> _What the exercise asks_: All that is needed is each line of the entries holding the word "color", copied as it stands.

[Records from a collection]

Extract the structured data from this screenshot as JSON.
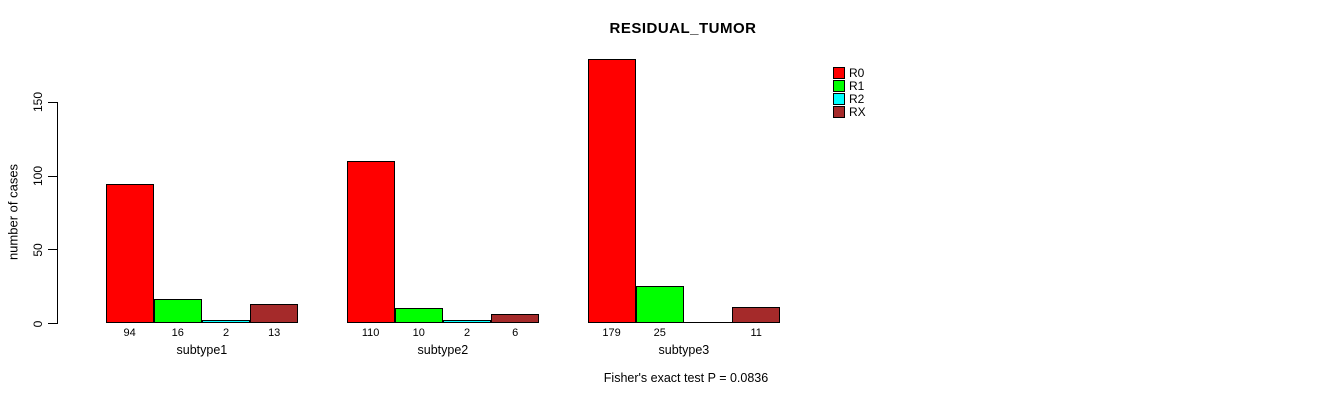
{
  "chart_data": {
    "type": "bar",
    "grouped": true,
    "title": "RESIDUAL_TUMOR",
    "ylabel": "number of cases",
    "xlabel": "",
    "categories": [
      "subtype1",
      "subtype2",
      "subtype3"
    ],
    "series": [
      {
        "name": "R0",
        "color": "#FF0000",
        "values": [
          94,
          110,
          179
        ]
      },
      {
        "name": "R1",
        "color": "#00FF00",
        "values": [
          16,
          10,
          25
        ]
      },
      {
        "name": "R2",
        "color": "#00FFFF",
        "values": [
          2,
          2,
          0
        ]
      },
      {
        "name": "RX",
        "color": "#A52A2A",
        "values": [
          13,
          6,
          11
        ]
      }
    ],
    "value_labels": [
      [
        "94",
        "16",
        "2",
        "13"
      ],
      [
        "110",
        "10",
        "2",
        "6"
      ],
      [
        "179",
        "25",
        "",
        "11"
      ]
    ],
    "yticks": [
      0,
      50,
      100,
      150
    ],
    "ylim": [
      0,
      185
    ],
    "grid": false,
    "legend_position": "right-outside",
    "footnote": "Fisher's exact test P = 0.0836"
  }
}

> _Your response_:
        "color": "#FF0000",
        "color": "#00FF00",
        "color": "#00FFFF",
        "color": "#A52A2A",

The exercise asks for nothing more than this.